Problem: Give every entry again, word for word and in full.

Data to process:
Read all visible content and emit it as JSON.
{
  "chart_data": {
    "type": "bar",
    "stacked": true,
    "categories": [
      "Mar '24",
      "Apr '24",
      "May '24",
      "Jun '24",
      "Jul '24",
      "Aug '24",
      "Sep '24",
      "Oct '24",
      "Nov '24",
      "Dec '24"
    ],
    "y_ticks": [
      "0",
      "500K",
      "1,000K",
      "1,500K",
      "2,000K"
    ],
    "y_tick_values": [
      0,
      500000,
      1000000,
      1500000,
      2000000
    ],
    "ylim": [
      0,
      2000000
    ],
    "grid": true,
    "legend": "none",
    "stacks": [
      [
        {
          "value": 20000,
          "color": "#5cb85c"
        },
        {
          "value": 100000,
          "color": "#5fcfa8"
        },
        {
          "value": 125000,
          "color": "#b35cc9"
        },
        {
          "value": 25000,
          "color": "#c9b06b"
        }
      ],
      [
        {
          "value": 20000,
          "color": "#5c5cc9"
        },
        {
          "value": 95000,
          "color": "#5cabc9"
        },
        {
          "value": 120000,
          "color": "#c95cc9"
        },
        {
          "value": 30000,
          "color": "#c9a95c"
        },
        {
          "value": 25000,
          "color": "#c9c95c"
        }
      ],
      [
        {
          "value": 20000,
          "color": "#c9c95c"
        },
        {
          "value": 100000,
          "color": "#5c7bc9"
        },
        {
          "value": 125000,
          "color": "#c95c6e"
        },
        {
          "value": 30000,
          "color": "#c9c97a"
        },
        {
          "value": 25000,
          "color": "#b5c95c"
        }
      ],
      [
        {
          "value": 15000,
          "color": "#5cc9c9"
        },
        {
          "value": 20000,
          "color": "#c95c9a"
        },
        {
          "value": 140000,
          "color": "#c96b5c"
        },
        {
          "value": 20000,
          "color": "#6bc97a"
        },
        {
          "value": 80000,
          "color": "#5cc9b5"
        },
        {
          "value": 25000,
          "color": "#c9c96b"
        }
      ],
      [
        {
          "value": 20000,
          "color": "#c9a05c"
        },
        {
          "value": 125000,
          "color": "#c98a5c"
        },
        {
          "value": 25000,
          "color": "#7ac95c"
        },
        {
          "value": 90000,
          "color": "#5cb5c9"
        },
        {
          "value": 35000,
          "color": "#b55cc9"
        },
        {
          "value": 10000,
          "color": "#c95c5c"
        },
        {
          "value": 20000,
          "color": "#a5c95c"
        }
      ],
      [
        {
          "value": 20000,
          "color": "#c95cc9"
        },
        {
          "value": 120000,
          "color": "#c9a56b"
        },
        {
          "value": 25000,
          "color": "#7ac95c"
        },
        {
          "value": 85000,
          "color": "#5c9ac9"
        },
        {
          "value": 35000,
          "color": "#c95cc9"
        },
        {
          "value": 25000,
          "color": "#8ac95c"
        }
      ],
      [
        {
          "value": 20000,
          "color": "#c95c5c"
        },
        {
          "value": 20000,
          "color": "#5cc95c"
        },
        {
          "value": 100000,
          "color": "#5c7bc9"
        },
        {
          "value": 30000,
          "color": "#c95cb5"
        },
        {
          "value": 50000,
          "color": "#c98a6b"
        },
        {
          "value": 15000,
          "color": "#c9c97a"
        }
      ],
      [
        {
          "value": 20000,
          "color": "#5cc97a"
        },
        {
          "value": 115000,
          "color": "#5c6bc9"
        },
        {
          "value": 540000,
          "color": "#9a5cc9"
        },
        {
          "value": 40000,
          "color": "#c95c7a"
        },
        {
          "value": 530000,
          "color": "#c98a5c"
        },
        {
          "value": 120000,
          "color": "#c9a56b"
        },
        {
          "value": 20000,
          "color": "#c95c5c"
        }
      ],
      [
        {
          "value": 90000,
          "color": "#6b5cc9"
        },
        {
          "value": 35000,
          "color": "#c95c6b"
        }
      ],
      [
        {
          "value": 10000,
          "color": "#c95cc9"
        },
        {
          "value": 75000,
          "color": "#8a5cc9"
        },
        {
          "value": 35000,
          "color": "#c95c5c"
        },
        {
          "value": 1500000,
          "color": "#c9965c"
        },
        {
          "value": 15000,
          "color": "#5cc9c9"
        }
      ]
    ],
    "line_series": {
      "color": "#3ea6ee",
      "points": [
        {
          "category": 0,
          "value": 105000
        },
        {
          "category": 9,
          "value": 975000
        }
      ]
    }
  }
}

Exercise answer:
Read all visible content and emit it as JSON.
{
  "chart_data": {
    "type": "bar",
    "stacked": true,
    "categories": [
      "Mar '24",
      "Apr '24",
      "May '24",
      "Jun '24",
      "Jul '24",
      "Aug '24",
      "Sep '24",
      "Oct '24",
      "Nov '24",
      "Dec '24"
    ],
    "y_ticks": [
      "0",
      "500K",
      "1,000K",
      "1,500K",
      "2,000K"
    ],
    "y_tick_values": [
      0,
      500000,
      1000000,
      1500000,
      2000000
    ],
    "ylim": [
      0,
      2000000
    ],
    "grid": true,
    "legend": "none",
    "stacks": [
      [
        {
          "value": 20000,
          "color": "#5cb85c"
        },
        {
          "value": 100000,
          "color": "#5fcfa8"
        },
        {
          "value": 125000,
          "color": "#b35cc9"
        },
        {
          "value": 25000,
          "color": "#c9b06b"
        }
      ],
      [
        {
          "value": 20000,
          "color": "#5c5cc9"
        },
        {
          "value": 95000,
          "color": "#5cabc9"
        },
        {
          "value": 120000,
          "color": "#c95cc9"
        },
        {
          "value": 30000,
          "color": "#c9a95c"
        },
        {
          "value": 25000,
          "color": "#c9c95c"
        }
      ],
      [
        {
          "value": 20000,
          "color": "#c9c95c"
        },
        {
          "value": 100000,
          "color": "#5c7bc9"
        },
        {
          "value": 125000,
          "color": "#c95c6e"
        },
        {
          "value": 30000,
          "color": "#c9c97a"
        },
        {
          "value": 25000,
          "color": "#b5c95c"
        }
      ],
      [
        {
          "value": 15000,
          "color": "#5cc9c9"
        },
        {
          "value": 20000,
          "color": "#c95c9a"
        },
        {
          "value": 140000,
          "color": "#c96b5c"
        },
        {
          "value": 20000,
          "color": "#6bc97a"
        },
        {
          "value": 80000,
          "color": "#5cc9b5"
        },
        {
          "value": 25000,
          "color": "#c9c96b"
        }
      ],
      [
        {
          "value": 20000,
          "color": "#c9a05c"
        },
        {
          "value": 125000,
          "color": "#c98a5c"
        },
        {
          "value": 25000,
          "color": "#7ac95c"
        },
        {
          "value": 90000,
          "color": "#5cb5c9"
        },
        {
          "value": 35000,
          "color": "#b55cc9"
        },
        {
          "value": 10000,
          "color": "#c95c5c"
        },
        {
          "value": 20000,
          "color": "#a5c95c"
        }
      ],
      [
        {
          "value": 20000,
          "color": "#c95cc9"
        },
        {
          "value": 120000,
          "color": "#c9a56b"
        },
        {
          "value": 25000,
          "color": "#7ac95c"
        },
        {
          "value": 85000,
          "color": "#5c9ac9"
        },
        {
          "value": 35000,
          "color": "#c95cc9"
        },
        {
          "value": 25000,
          "color": "#8ac95c"
        }
      ],
      [
        {
          "value": 20000,
          "color": "#c95c5c"
        },
        {
          "value": 20000,
          "color": "#5cc95c"
        },
        {
          "value": 100000,
          "color": "#5c7bc9"
        },
        {
          "value": 30000,
          "color": "#c95cb5"
        },
        {
          "value": 50000,
          "color": "#c98a6b"
        },
        {
          "value": 15000,
          "color": "#c9c97a"
        }
      ],
      [
        {
          "value": 20000,
          "color": "#5cc97a"
        },
        {
          "value": 115000,
          "color": "#5c6bc9"
        },
        {
          "value": 540000,
          "color": "#9a5cc9"
        },
        {
          "value": 40000,
          "color": "#c95c7a"
        },
        {
          "value": 530000,
          "color": "#c98a5c"
        },
        {
          "value": 120000,
          "color": "#c9a56b"
        },
        {
          "value": 20000,
          "color": "#c95c5c"
        }
      ],
      [
        {
          "value": 90000,
          "color": "#6b5cc9"
        },
        {
          "value": 35000,
          "color": "#c95c6b"
        }
      ],
      [
        {
          "value": 10000,
          "color": "#c95cc9"
        },
        {
          "value": 75000,
          "color": "#8a5cc9"
        },
        {
          "value": 35000,
          "color": "#c95c5c"
        },
        {
          "value": 1500000,
          "color": "#c9965c"
        },
        {
          "value": 15000,
          "color": "#5cc9c9"
        }
      ]
    ],
    "line_series": {
      "color": "#3ea6ee",
      "points": [
        {
          "category": 0,
          "value": 105000
        },
        {
          "category": 9,
          "value": 975000
        }
      ]
    }
  }
}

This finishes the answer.